§ GIVEN REQUEST: Count every line of the listing where the string "period" occurs, and reply with the count alone.

(Data entries for graphics)

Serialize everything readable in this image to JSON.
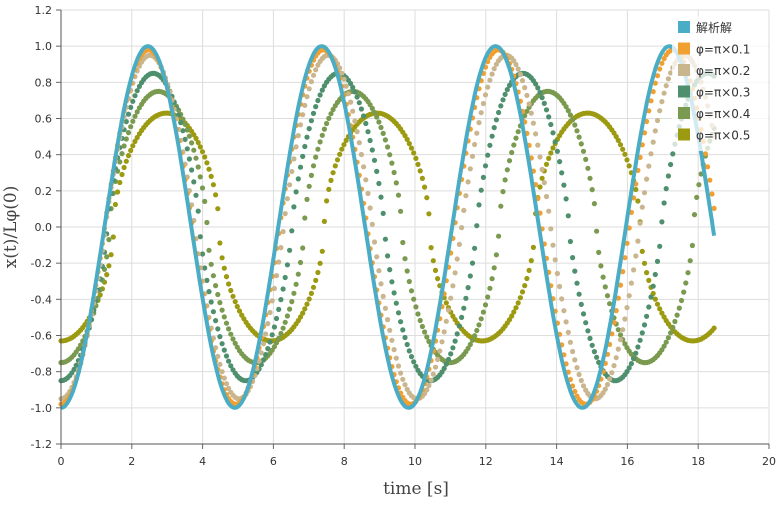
{
  "chart_data": {
    "type": "scatter",
    "xlabel": "time [s]",
    "ylabel": "x(t)/Lφ(0)",
    "xlim": [
      0,
      20
    ],
    "ylim": [
      -1.2,
      1.2
    ],
    "xticks": [
      0,
      2,
      4,
      6,
      8,
      10,
      12,
      14,
      16,
      18,
      20
    ],
    "yticks": [
      -1.2,
      -1.0,
      -0.8,
      -0.6,
      -0.4,
      -0.2,
      0.0,
      0.2,
      0.4,
      0.6,
      0.8,
      1.0,
      1.2
    ],
    "grid": true,
    "legend_position": "top-right",
    "t_end": 18.45,
    "series": [
      {
        "name": "解析解",
        "style": "line",
        "color": "#4bacc6",
        "amplitude": 1.0,
        "period": 4.91
      },
      {
        "name": "φ=π×0.1",
        "style": "dots",
        "color": "#f0a030",
        "amplitude": 0.98,
        "period": 4.94
      },
      {
        "name": "φ=π×0.2",
        "style": "dots",
        "color": "#c9b58e",
        "amplitude": 0.95,
        "period": 5.03
      },
      {
        "name": "φ=π×0.3",
        "style": "dots",
        "color": "#4e8f6e",
        "amplitude": 0.85,
        "period": 5.22
      },
      {
        "name": "φ=π×0.4",
        "style": "dots",
        "color": "#7a9a50",
        "amplitude": 0.75,
        "period": 5.5
      },
      {
        "name": "φ=π×0.5",
        "style": "dots",
        "color": "#9c9a10",
        "amplitude": 0.63,
        "period": 5.95
      }
    ]
  }
}
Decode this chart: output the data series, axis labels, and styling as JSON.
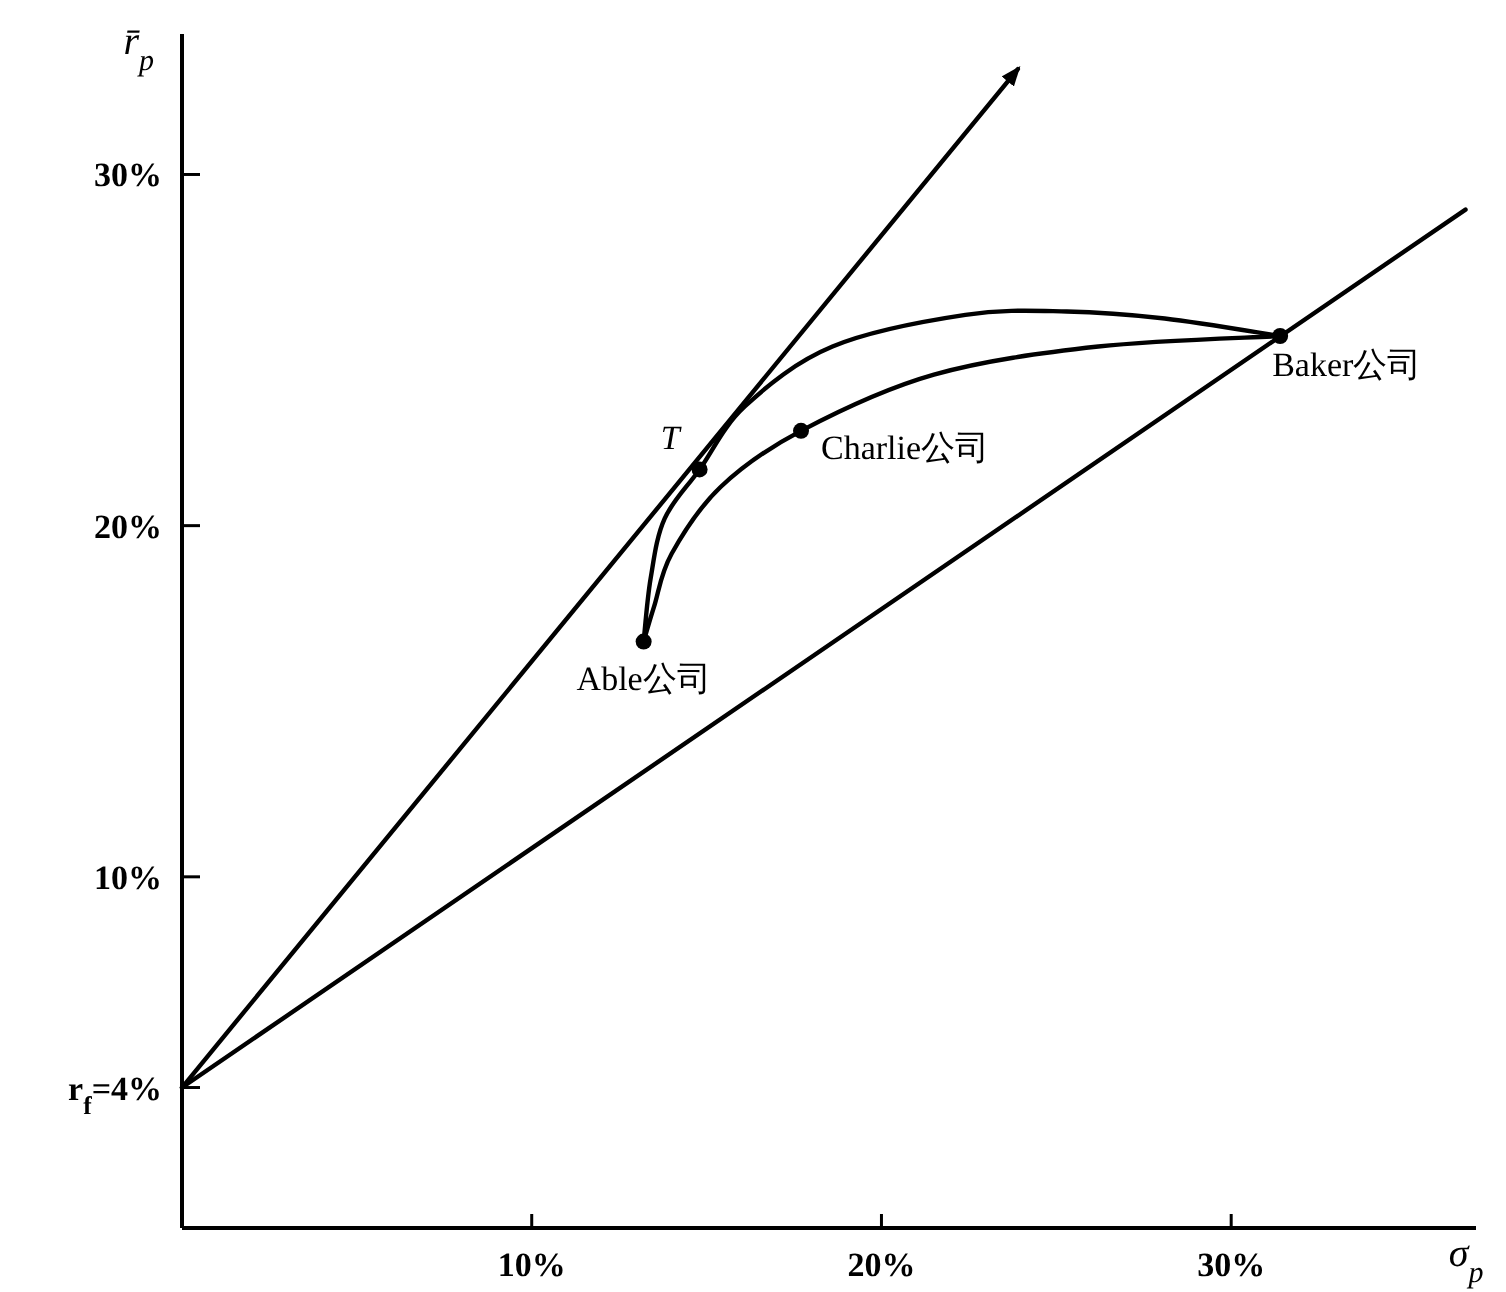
{
  "chart_data": {
    "type": "line",
    "xlabel": "σ$_{p}$",
    "ylabel": "r̄$_{p}$",
    "xlim": [
      0,
      37
    ],
    "ylim": [
      0,
      34
    ],
    "xticks": [
      {
        "value": 10,
        "label": "10%"
      },
      {
        "value": 20,
        "label": "20%"
      },
      {
        "value": 30,
        "label": "30%"
      }
    ],
    "yticks": [
      {
        "value": 4,
        "label": "r$_{f}$=4%"
      },
      {
        "value": 10,
        "label": "10%"
      },
      {
        "value": 20,
        "label": "20%"
      },
      {
        "value": 30,
        "label": "30%"
      }
    ],
    "series": [
      {
        "type": "line",
        "color": "#000000",
        "x": [
          0,
          23.9
        ],
        "values": [
          4,
          33.0
        ]
      },
      {
        "type": "line",
        "color": "#000000",
        "x": [
          0,
          36.7
        ],
        "values": [
          4,
          29.0
        ]
      },
      {
        "type": "line",
        "color": "#000000",
        "x": [
          13.2,
          13.4,
          13.8,
          14.8,
          16.1,
          18.6,
          22.4,
          25.3,
          28.1,
          31.4,
          26.2,
          21.5,
          17.7,
          15.4,
          14.0,
          13.5,
          13.2
        ],
        "values": [
          16.7,
          18.5,
          20.2,
          21.6,
          23.4,
          25.1,
          26.0,
          26.1,
          25.9,
          25.4,
          25.1,
          24.3,
          22.7,
          21.1,
          19.2,
          17.7,
          16.7
        ]
      },
      {
        "type": "scatter",
        "color": "#000000",
        "marker": "circle",
        "x": [
          13.2,
          14.8,
          17.7,
          31.4
        ],
        "values": [
          16.7,
          21.6,
          22.7,
          25.4
        ]
      }
    ],
    "annotations": [
      {
        "text": "Able公司",
        "x": 13.2,
        "y": 16.7
      },
      {
        "text": "T",
        "x": 14.8,
        "y": 21.6
      },
      {
        "text": "Charlie公司",
        "x": 17.7,
        "y": 22.7
      },
      {
        "text": "Baker公司",
        "x": 31.4,
        "y": 25.4
      }
    ]
  }
}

§ ANSWER FOR THIS EXERCISE: 6